(Dataset entries on figures)
----------------------------------------

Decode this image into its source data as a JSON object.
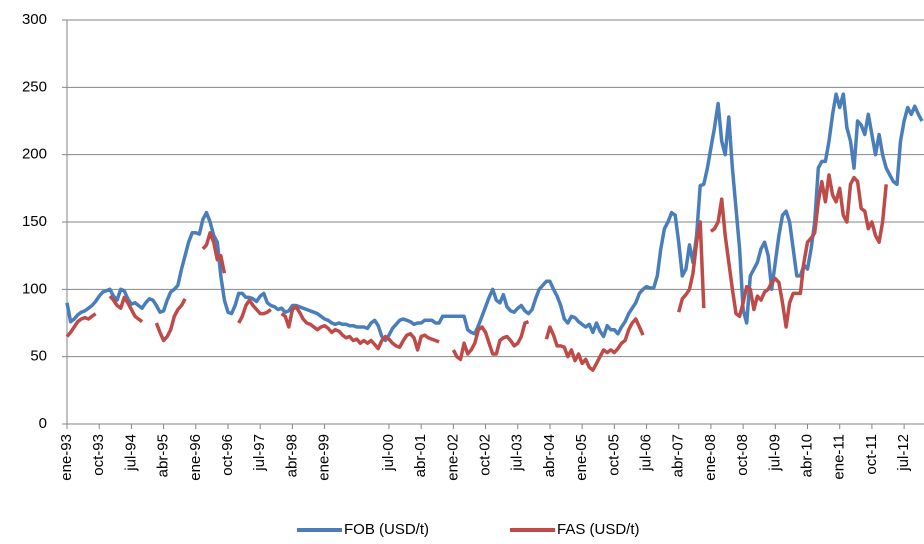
{
  "chart_data": {
    "type": "line",
    "categories": [
      "ene-93",
      null,
      null,
      null,
      null,
      null,
      null,
      null,
      null,
      "oct-93",
      null,
      null,
      null,
      null,
      null,
      null,
      null,
      null,
      "jul-94",
      null,
      null,
      null,
      null,
      null,
      null,
      null,
      null,
      "abr-95",
      null,
      null,
      null,
      null,
      null,
      null,
      null,
      null,
      "ene-96",
      null,
      null,
      null,
      null,
      null,
      null,
      null,
      null,
      "oct-96",
      null,
      null,
      null,
      null,
      null,
      null,
      null,
      null,
      "jul-97",
      null,
      null,
      null,
      null,
      null,
      null,
      null,
      null,
      "abr-98",
      null,
      null,
      null,
      null,
      null,
      null,
      null,
      null,
      "ene-99",
      null,
      null,
      null,
      null,
      null,
      null,
      null,
      null,
      null,
      null,
      null,
      null,
      null,
      null,
      null,
      null,
      null,
      "jul-00",
      null,
      null,
      null,
      null,
      null,
      null,
      null,
      null,
      "abr-01",
      null,
      null,
      null,
      null,
      null,
      null,
      null,
      null,
      "ene-02",
      null,
      null,
      null,
      null,
      null,
      null,
      null,
      null,
      "oct-02",
      null,
      null,
      null,
      null,
      null,
      null,
      null,
      null,
      "jul-03",
      null,
      null,
      null,
      null,
      null,
      null,
      null,
      null,
      "abr-04",
      null,
      null,
      null,
      null,
      null,
      null,
      null,
      null,
      "ene-05",
      null,
      null,
      null,
      null,
      null,
      null,
      null,
      null,
      "oct-05",
      null,
      null,
      null,
      null,
      null,
      null,
      null,
      null,
      "jul-06",
      null,
      null,
      null,
      null,
      null,
      null,
      null,
      null,
      "abr-07",
      null,
      null,
      null,
      null,
      null,
      null,
      null,
      null,
      "ene-08",
      null,
      null,
      null,
      null,
      null,
      null,
      null,
      null,
      "oct-08",
      null,
      null,
      null,
      null,
      null,
      null,
      null,
      null,
      "jul-09",
      null,
      null,
      null,
      null,
      null,
      null,
      null,
      null,
      "abr-10",
      null,
      null,
      null,
      null,
      null,
      null,
      null,
      null,
      "ene-11",
      null,
      null,
      null,
      null,
      null,
      null,
      null,
      null,
      "oct-11",
      null,
      null,
      null,
      null,
      null,
      null,
      null,
      null,
      "jul-12",
      null,
      null,
      null,
      null,
      null
    ],
    "series": [
      {
        "name": "FOB (USD/t)",
        "color": "#4a7ebb",
        "values": [
          90,
          76,
          78,
          81,
          83,
          84,
          86,
          88,
          91,
          95,
          98,
          99,
          100,
          95,
          92,
          100,
          99,
          93,
          89,
          90,
          88,
          86,
          90,
          93,
          92,
          88,
          83,
          84,
          92,
          98,
          100,
          103,
          115,
          125,
          135,
          142,
          142,
          141,
          152,
          157,
          150,
          140,
          135,
          110,
          92,
          83,
          82,
          88,
          97,
          97,
          94,
          94,
          93,
          91,
          95,
          97,
          90,
          88,
          87,
          85,
          86,
          83,
          84,
          88,
          88,
          87,
          86,
          85,
          84,
          83,
          82,
          80,
          78,
          77,
          75,
          74,
          75,
          74,
          74,
          73,
          73,
          72,
          72,
          72,
          71,
          75,
          77,
          73,
          65,
          62,
          66,
          71,
          74,
          77,
          78,
          77,
          76,
          74,
          75,
          75,
          77,
          77,
          77,
          75,
          75,
          80,
          80,
          80,
          80,
          80,
          80,
          80,
          70,
          68,
          67,
          73,
          80,
          87,
          94,
          100,
          92,
          90,
          96,
          87,
          84,
          83,
          86,
          88,
          84,
          82,
          85,
          93,
          100,
          103,
          106,
          106,
          100,
          95,
          88,
          78,
          75,
          80,
          79,
          76,
          74,
          72,
          74,
          68,
          75,
          69,
          65,
          73,
          70,
          70,
          67,
          72,
          76,
          82,
          86,
          90,
          97,
          100,
          102,
          101,
          101,
          110,
          130,
          145,
          150,
          157,
          155,
          135,
          110,
          115,
          133,
          120,
          140,
          177,
          178,
          190,
          205,
          220,
          238,
          210,
          200,
          228,
          190,
          160,
          130,
          85,
          75,
          110,
          115,
          120,
          130,
          135,
          125,
          100,
          120,
          140,
          155,
          158,
          150,
          130,
          110,
          110,
          118,
          115,
          130,
          150,
          190,
          195,
          195,
          210,
          230,
          245,
          235,
          245,
          220,
          210,
          190,
          225,
          222,
          215,
          230,
          215,
          200,
          215,
          200,
          190,
          185,
          180,
          178,
          210,
          225,
          235,
          230,
          236,
          230,
          225
        ]
      },
      {
        "name": "FAS (USD/t)",
        "color": "#be4b48",
        "values": [
          65,
          68,
          72,
          76,
          78,
          79,
          78,
          80,
          82,
          null,
          null,
          null,
          95,
          92,
          88,
          86,
          94,
          90,
          85,
          80,
          78,
          76,
          null,
          null,
          null,
          75,
          68,
          62,
          65,
          70,
          80,
          85,
          88,
          93,
          null,
          null,
          null,
          null,
          130,
          133,
          142,
          135,
          122,
          125,
          112,
          null,
          null,
          null,
          75,
          80,
          88,
          92,
          88,
          85,
          82,
          82,
          83,
          85,
          null,
          null,
          82,
          80,
          72,
          85,
          87,
          83,
          78,
          75,
          74,
          72,
          70,
          72,
          73,
          71,
          68,
          70,
          69,
          66,
          64,
          65,
          62,
          63,
          60,
          62,
          60,
          62,
          59,
          56,
          62,
          65,
          63,
          60,
          58,
          57,
          62,
          66,
          67,
          64,
          55,
          65,
          66,
          64,
          63,
          62,
          61,
          null,
          null,
          null,
          55,
          50,
          48,
          60,
          52,
          55,
          60,
          70,
          72,
          68,
          60,
          52,
          52,
          62,
          64,
          65,
          62,
          58,
          60,
          65,
          75,
          76,
          null,
          null,
          null,
          null,
          63,
          72,
          66,
          58,
          58,
          57,
          50,
          55,
          47,
          52,
          45,
          48,
          42,
          40,
          45,
          50,
          55,
          53,
          55,
          53,
          56,
          60,
          62,
          70,
          75,
          78,
          72,
          66,
          null,
          null,
          null,
          null,
          null,
          null,
          null,
          null,
          null,
          83,
          93,
          96,
          100,
          112,
          135,
          150,
          86,
          null,
          143,
          145,
          150,
          167,
          140,
          120,
          100,
          82,
          80,
          90,
          102,
          100,
          85,
          95,
          92,
          98,
          100,
          105,
          108,
          105,
          90,
          72,
          90,
          97,
          97,
          97,
          120,
          135,
          138,
          142,
          165,
          180,
          165,
          185,
          170,
          165,
          175,
          155,
          150,
          178,
          183,
          180,
          160,
          158,
          145,
          150,
          140,
          135,
          150,
          178,
          null,
          null,
          null,
          null,
          null,
          null,
          null,
          null,
          null,
          null
        ]
      }
    ],
    "ylim": [
      0,
      300
    ],
    "yticks": [
      0,
      50,
      100,
      150,
      200,
      250,
      300
    ],
    "grid": true,
    "legend": "bottom"
  }
}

----------------------------------------

Task directions :: Every line is to be duplicated exactly, though pictures stay out.

Solved exercise ::
Decode this image into its source data as a JSON object.
{
  "chart_data": {
    "type": "line",
    "categories": [
      "ene-93",
      null,
      null,
      null,
      null,
      null,
      null,
      null,
      null,
      "oct-93",
      null,
      null,
      null,
      null,
      null,
      null,
      null,
      null,
      "jul-94",
      null,
      null,
      null,
      null,
      null,
      null,
      null,
      null,
      "abr-95",
      null,
      null,
      null,
      null,
      null,
      null,
      null,
      null,
      "ene-96",
      null,
      null,
      null,
      null,
      null,
      null,
      null,
      null,
      "oct-96",
      null,
      null,
      null,
      null,
      null,
      null,
      null,
      null,
      "jul-97",
      null,
      null,
      null,
      null,
      null,
      null,
      null,
      null,
      "abr-98",
      null,
      null,
      null,
      null,
      null,
      null,
      null,
      null,
      "ene-99",
      null,
      null,
      null,
      null,
      null,
      null,
      null,
      null,
      null,
      null,
      null,
      null,
      null,
      null,
      null,
      null,
      null,
      "jul-00",
      null,
      null,
      null,
      null,
      null,
      null,
      null,
      null,
      "abr-01",
      null,
      null,
      null,
      null,
      null,
      null,
      null,
      null,
      "ene-02",
      null,
      null,
      null,
      null,
      null,
      null,
      null,
      null,
      "oct-02",
      null,
      null,
      null,
      null,
      null,
      null,
      null,
      null,
      "jul-03",
      null,
      null,
      null,
      null,
      null,
      null,
      null,
      null,
      "abr-04",
      null,
      null,
      null,
      null,
      null,
      null,
      null,
      null,
      "ene-05",
      null,
      null,
      null,
      null,
      null,
      null,
      null,
      null,
      "oct-05",
      null,
      null,
      null,
      null,
      null,
      null,
      null,
      null,
      "jul-06",
      null,
      null,
      null,
      null,
      null,
      null,
      null,
      null,
      "abr-07",
      null,
      null,
      null,
      null,
      null,
      null,
      null,
      null,
      "ene-08",
      null,
      null,
      null,
      null,
      null,
      null,
      null,
      null,
      "oct-08",
      null,
      null,
      null,
      null,
      null,
      null,
      null,
      null,
      "jul-09",
      null,
      null,
      null,
      null,
      null,
      null,
      null,
      null,
      "abr-10",
      null,
      null,
      null,
      null,
      null,
      null,
      null,
      null,
      "ene-11",
      null,
      null,
      null,
      null,
      null,
      null,
      null,
      null,
      "oct-11",
      null,
      null,
      null,
      null,
      null,
      null,
      null,
      null,
      "jul-12",
      null,
      null,
      null,
      null,
      null
    ],
    "series": [
      {
        "name": "FOB (USD/t)",
        "color": "#4a7ebb",
        "values": [
          90,
          76,
          78,
          81,
          83,
          84,
          86,
          88,
          91,
          95,
          98,
          99,
          100,
          95,
          92,
          100,
          99,
          93,
          89,
          90,
          88,
          86,
          90,
          93,
          92,
          88,
          83,
          84,
          92,
          98,
          100,
          103,
          115,
          125,
          135,
          142,
          142,
          141,
          152,
          157,
          150,
          140,
          135,
          110,
          92,
          83,
          82,
          88,
          97,
          97,
          94,
          94,
          93,
          91,
          95,
          97,
          90,
          88,
          87,
          85,
          86,
          83,
          84,
          88,
          88,
          87,
          86,
          85,
          84,
          83,
          82,
          80,
          78,
          77,
          75,
          74,
          75,
          74,
          74,
          73,
          73,
          72,
          72,
          72,
          71,
          75,
          77,
          73,
          65,
          62,
          66,
          71,
          74,
          77,
          78,
          77,
          76,
          74,
          75,
          75,
          77,
          77,
          77,
          75,
          75,
          80,
          80,
          80,
          80,
          80,
          80,
          80,
          70,
          68,
          67,
          73,
          80,
          87,
          94,
          100,
          92,
          90,
          96,
          87,
          84,
          83,
          86,
          88,
          84,
          82,
          85,
          93,
          100,
          103,
          106,
          106,
          100,
          95,
          88,
          78,
          75,
          80,
          79,
          76,
          74,
          72,
          74,
          68,
          75,
          69,
          65,
          73,
          70,
          70,
          67,
          72,
          76,
          82,
          86,
          90,
          97,
          100,
          102,
          101,
          101,
          110,
          130,
          145,
          150,
          157,
          155,
          135,
          110,
          115,
          133,
          120,
          140,
          177,
          178,
          190,
          205,
          220,
          238,
          210,
          200,
          228,
          190,
          160,
          130,
          85,
          75,
          110,
          115,
          120,
          130,
          135,
          125,
          100,
          120,
          140,
          155,
          158,
          150,
          130,
          110,
          110,
          118,
          115,
          130,
          150,
          190,
          195,
          195,
          210,
          230,
          245,
          235,
          245,
          220,
          210,
          190,
          225,
          222,
          215,
          230,
          215,
          200,
          215,
          200,
          190,
          185,
          180,
          178,
          210,
          225,
          235,
          230,
          236,
          230,
          225
        ]
      },
      {
        "name": "FAS (USD/t)",
        "color": "#be4b48",
        "values": [
          65,
          68,
          72,
          76,
          78,
          79,
          78,
          80,
          82,
          null,
          null,
          null,
          95,
          92,
          88,
          86,
          94,
          90,
          85,
          80,
          78,
          76,
          null,
          null,
          null,
          75,
          68,
          62,
          65,
          70,
          80,
          85,
          88,
          93,
          null,
          null,
          null,
          null,
          130,
          133,
          142,
          135,
          122,
          125,
          112,
          null,
          null,
          null,
          75,
          80,
          88,
          92,
          88,
          85,
          82,
          82,
          83,
          85,
          null,
          null,
          82,
          80,
          72,
          85,
          87,
          83,
          78,
          75,
          74,
          72,
          70,
          72,
          73,
          71,
          68,
          70,
          69,
          66,
          64,
          65,
          62,
          63,
          60,
          62,
          60,
          62,
          59,
          56,
          62,
          65,
          63,
          60,
          58,
          57,
          62,
          66,
          67,
          64,
          55,
          65,
          66,
          64,
          63,
          62,
          61,
          null,
          null,
          null,
          55,
          50,
          48,
          60,
          52,
          55,
          60,
          70,
          72,
          68,
          60,
          52,
          52,
          62,
          64,
          65,
          62,
          58,
          60,
          65,
          75,
          76,
          null,
          null,
          null,
          null,
          63,
          72,
          66,
          58,
          58,
          57,
          50,
          55,
          47,
          52,
          45,
          48,
          42,
          40,
          45,
          50,
          55,
          53,
          55,
          53,
          56,
          60,
          62,
          70,
          75,
          78,
          72,
          66,
          null,
          null,
          null,
          null,
          null,
          null,
          null,
          null,
          null,
          83,
          93,
          96,
          100,
          112,
          135,
          150,
          86,
          null,
          143,
          145,
          150,
          167,
          140,
          120,
          100,
          82,
          80,
          90,
          102,
          100,
          85,
          95,
          92,
          98,
          100,
          105,
          108,
          105,
          90,
          72,
          90,
          97,
          97,
          97,
          120,
          135,
          138,
          142,
          165,
          180,
          165,
          185,
          170,
          165,
          175,
          155,
          150,
          178,
          183,
          180,
          160,
          158,
          145,
          150,
          140,
          135,
          150,
          178,
          null,
          null,
          null,
          null,
          null,
          null,
          null,
          null,
          null,
          null
        ]
      }
    ],
    "ylim": [
      0,
      300
    ],
    "yticks": [
      0,
      50,
      100,
      150,
      200,
      250,
      300
    ],
    "grid": true,
    "legend": "bottom"
  }
}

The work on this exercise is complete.